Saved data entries
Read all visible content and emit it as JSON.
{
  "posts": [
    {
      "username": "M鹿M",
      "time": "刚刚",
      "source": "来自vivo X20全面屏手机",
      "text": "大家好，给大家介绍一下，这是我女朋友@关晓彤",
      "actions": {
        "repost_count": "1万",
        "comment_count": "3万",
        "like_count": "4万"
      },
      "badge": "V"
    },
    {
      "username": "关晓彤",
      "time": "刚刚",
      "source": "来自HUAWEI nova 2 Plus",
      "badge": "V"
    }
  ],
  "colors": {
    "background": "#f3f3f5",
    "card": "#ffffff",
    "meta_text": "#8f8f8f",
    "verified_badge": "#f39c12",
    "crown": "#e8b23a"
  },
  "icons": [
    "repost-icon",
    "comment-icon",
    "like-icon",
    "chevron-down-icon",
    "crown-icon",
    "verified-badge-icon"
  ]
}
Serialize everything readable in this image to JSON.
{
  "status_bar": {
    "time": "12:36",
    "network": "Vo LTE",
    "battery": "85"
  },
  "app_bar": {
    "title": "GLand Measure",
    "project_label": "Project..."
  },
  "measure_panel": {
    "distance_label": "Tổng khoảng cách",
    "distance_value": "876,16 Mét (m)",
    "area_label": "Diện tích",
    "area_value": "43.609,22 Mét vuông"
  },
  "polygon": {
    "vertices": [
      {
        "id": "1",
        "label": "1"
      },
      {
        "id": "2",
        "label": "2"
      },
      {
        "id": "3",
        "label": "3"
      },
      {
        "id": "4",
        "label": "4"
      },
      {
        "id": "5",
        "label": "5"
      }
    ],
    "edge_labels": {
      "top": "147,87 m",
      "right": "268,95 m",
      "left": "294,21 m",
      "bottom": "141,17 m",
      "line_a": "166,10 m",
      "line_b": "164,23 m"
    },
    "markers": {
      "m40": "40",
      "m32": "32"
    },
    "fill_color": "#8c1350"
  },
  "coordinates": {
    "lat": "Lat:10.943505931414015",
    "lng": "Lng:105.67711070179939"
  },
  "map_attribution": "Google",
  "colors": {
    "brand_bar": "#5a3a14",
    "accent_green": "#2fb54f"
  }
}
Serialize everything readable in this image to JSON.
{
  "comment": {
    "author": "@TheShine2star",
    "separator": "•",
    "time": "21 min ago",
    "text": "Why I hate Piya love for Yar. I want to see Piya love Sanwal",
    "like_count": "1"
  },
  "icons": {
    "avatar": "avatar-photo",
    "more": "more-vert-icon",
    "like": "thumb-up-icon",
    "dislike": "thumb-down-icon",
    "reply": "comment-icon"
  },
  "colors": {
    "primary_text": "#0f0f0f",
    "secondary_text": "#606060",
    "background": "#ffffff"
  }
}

**TASK DIRECTIONS**
Output every record above exactly as it appears.

**COMPLETE RESPONSE**
Read all visible content and emit it as JSON.
{
  "posts": [
    {
      "username": "M鹿M",
      "time": "刚刚",
      "source": "来自vivo X20全面屏手机",
      "text": "大家好，给大家介绍一下，这是我女朋友@关晓彤",
      "actions": {
        "repost_count": "1万",
        "comment_count": "3万",
        "like_count": "4万"
      },
      "badge": "V"
    },
    {
      "username": "关晓彤",
      "time": "刚刚",
      "source": "来自HUAWEI nova 2 Plus",
      "badge": "V"
    }
  ],
  "colors": {
    "background": "#f3f3f5",
    "card": "#ffffff",
    "meta_text": "#8f8f8f",
    "verified_badge": "#f39c12",
    "crown": "#e8b23a"
  },
  "icons": [
    "repost-icon",
    "comment-icon",
    "like-icon",
    "chevron-down-icon",
    "crown-icon",
    "verified-badge-icon"
  ]
}
Serialize everything readable in this image to JSON.
{
  "status_bar": {
    "time": "12:36",
    "network": "Vo LTE",
    "battery": "85"
  },
  "app_bar": {
    "title": "GLand Measure",
    "project_label": "Project..."
  },
  "measure_panel": {
    "distance_label": "Tổng khoảng cách",
    "distance_value": "876,16 Mét (m)",
    "area_label": "Diện tích",
    "area_value": "43.609,22 Mét vuông"
  },
  "polygon": {
    "vertices": [
      {
        "id": "1",
        "label": "1"
      },
      {
        "id": "2",
        "label": "2"
      },
      {
        "id": "3",
        "label": "3"
      },
      {
        "id": "4",
        "label": "4"
      },
      {
        "id": "5",
        "label": "5"
      }
    ],
    "edge_labels": {
      "top": "147,87 m",
      "right": "268,95 m",
      "left": "294,21 m",
      "bottom": "141,17 m",
      "line_a": "166,10 m",
      "line_b": "164,23 m"
    },
    "markers": {
      "m40": "40",
      "m32": "32"
    },
    "fill_color": "#8c1350"
  },
  "coordinates": {
    "lat": "Lat:10.943505931414015",
    "lng": "Lng:105.67711070179939"
  },
  "map_attribution": "Google",
  "colors": {
    "brand_bar": "#5a3a14",
    "accent_green": "#2fb54f"
  }
}
Serialize everything readable in this image to JSON.
{
  "comment": {
    "author": "@TheShine2star",
    "separator": "•",
    "time": "21 min ago",
    "text": "Why I hate Piya love for Yar. I want to see Piya love Sanwal",
    "like_count": "1"
  },
  "icons": {
    "avatar": "avatar-photo",
    "more": "more-vert-icon",
    "like": "thumb-up-icon",
    "dislike": "thumb-down-icon",
    "reply": "comment-icon"
  },
  "colors": {
    "primary_text": "#0f0f0f",
    "secondary_text": "#606060",
    "background": "#ffffff"
  }
}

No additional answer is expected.